## SHORT TASK
Reproduce every entry below line for line, changing nothing.
[START OF DATASET ROWS]
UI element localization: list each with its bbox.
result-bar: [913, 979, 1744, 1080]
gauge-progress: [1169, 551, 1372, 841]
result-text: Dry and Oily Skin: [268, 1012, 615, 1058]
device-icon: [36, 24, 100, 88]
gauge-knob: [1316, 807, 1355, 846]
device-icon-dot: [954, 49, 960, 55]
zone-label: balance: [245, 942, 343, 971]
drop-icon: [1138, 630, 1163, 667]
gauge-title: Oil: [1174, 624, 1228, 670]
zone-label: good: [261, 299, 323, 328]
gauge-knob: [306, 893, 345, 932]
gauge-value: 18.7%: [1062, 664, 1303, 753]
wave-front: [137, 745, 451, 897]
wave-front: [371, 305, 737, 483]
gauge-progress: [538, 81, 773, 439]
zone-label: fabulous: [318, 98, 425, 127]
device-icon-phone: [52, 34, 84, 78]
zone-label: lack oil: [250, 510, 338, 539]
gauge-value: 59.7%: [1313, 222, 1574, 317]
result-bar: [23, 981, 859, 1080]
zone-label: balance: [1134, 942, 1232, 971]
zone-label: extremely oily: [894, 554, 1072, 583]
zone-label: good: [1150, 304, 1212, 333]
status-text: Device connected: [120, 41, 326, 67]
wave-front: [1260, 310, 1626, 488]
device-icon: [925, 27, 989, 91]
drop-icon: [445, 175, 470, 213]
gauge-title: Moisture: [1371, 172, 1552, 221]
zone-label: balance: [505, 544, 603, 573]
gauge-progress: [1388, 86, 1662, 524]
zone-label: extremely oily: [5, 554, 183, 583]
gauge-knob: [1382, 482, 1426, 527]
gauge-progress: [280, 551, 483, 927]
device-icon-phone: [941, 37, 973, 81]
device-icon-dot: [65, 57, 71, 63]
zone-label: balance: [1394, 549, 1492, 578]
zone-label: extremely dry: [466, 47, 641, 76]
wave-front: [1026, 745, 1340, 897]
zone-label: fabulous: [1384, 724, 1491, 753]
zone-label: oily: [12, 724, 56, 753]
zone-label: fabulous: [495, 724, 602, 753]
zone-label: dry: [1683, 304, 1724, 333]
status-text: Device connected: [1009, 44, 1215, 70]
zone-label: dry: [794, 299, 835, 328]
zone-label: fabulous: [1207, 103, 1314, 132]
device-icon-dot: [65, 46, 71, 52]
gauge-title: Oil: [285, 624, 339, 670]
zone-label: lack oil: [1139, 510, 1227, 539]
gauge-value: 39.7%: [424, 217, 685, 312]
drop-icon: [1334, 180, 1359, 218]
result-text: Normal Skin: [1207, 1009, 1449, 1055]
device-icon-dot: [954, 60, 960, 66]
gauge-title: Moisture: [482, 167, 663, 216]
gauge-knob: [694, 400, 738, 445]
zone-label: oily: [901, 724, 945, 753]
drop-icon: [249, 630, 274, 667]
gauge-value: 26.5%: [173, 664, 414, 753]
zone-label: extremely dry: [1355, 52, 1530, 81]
[END OF DATASET ROWS]
## TASK ANSWER
UI element localization: list each with its bbox.
result-bar: [913, 979, 1744, 1080]
gauge-progress: [1169, 551, 1372, 841]
result-text: Dry and Oily Skin: [268, 1012, 615, 1058]
device-icon: [36, 24, 100, 88]
gauge-knob: [1316, 807, 1355, 846]
device-icon-dot: [954, 49, 960, 55]
zone-label: balance: [245, 942, 343, 971]
drop-icon: [1138, 630, 1163, 667]
gauge-title: Oil: [1174, 624, 1228, 670]
zone-label: good: [261, 299, 323, 328]
gauge-knob: [306, 893, 345, 932]
gauge-value: 18.7%: [1062, 664, 1303, 753]
wave-front: [137, 745, 451, 897]
wave-front: [371, 305, 737, 483]
gauge-progress: [538, 81, 773, 439]
zone-label: fabulous: [318, 98, 425, 127]
device-icon-phone: [52, 34, 84, 78]
zone-label: lack oil: [250, 510, 338, 539]
gauge-value: 59.7%: [1313, 222, 1574, 317]
result-bar: [23, 981, 859, 1080]
zone-label: balance: [1134, 942, 1232, 971]
zone-label: extremely oily: [894, 554, 1072, 583]
zone-label: good: [1150, 304, 1212, 333]
status-text: Device connected: [120, 41, 326, 67]
wave-front: [1260, 310, 1626, 488]
device-icon: [925, 27, 989, 91]
drop-icon: [445, 175, 470, 213]
gauge-title: Moisture: [1371, 172, 1552, 221]
zone-label: balance: [505, 544, 603, 573]
gauge-progress: [1388, 86, 1662, 524]
zone-label: extremely oily: [5, 554, 183, 583]
gauge-knob: [1382, 482, 1426, 527]
gauge-progress: [280, 551, 483, 927]
device-icon-phone: [941, 37, 973, 81]
device-icon-dot: [65, 57, 71, 63]
zone-label: balance: [1394, 549, 1492, 578]
zone-label: extremely dry: [466, 47, 641, 76]
wave-front: [1026, 745, 1340, 897]
zone-label: fabulous: [1384, 724, 1491, 753]
zone-label: oily: [12, 724, 56, 753]
zone-label: fabulous: [495, 724, 602, 753]
zone-label: dry: [1683, 304, 1724, 333]
status-text: Device connected: [1009, 44, 1215, 70]
zone-label: dry: [794, 299, 835, 328]
zone-label: fabulous: [1207, 103, 1314, 132]
device-icon-dot: [65, 46, 71, 52]
gauge-title: Oil: [285, 624, 339, 670]
zone-label: lack oil: [1139, 510, 1227, 539]
gauge-value: 39.7%: [424, 217, 685, 312]
drop-icon: [1334, 180, 1359, 218]
result-text: Normal Skin: [1207, 1009, 1449, 1055]
device-icon-dot: [954, 60, 960, 66]
gauge-title: Moisture: [482, 167, 663, 216]
gauge-knob: [694, 400, 738, 445]
zone-label: oily: [901, 724, 945, 753]
drop-icon: [249, 630, 274, 667]
gauge-value: 26.5%: [173, 664, 414, 753]
zone-label: extremely dry: [1355, 52, 1530, 81]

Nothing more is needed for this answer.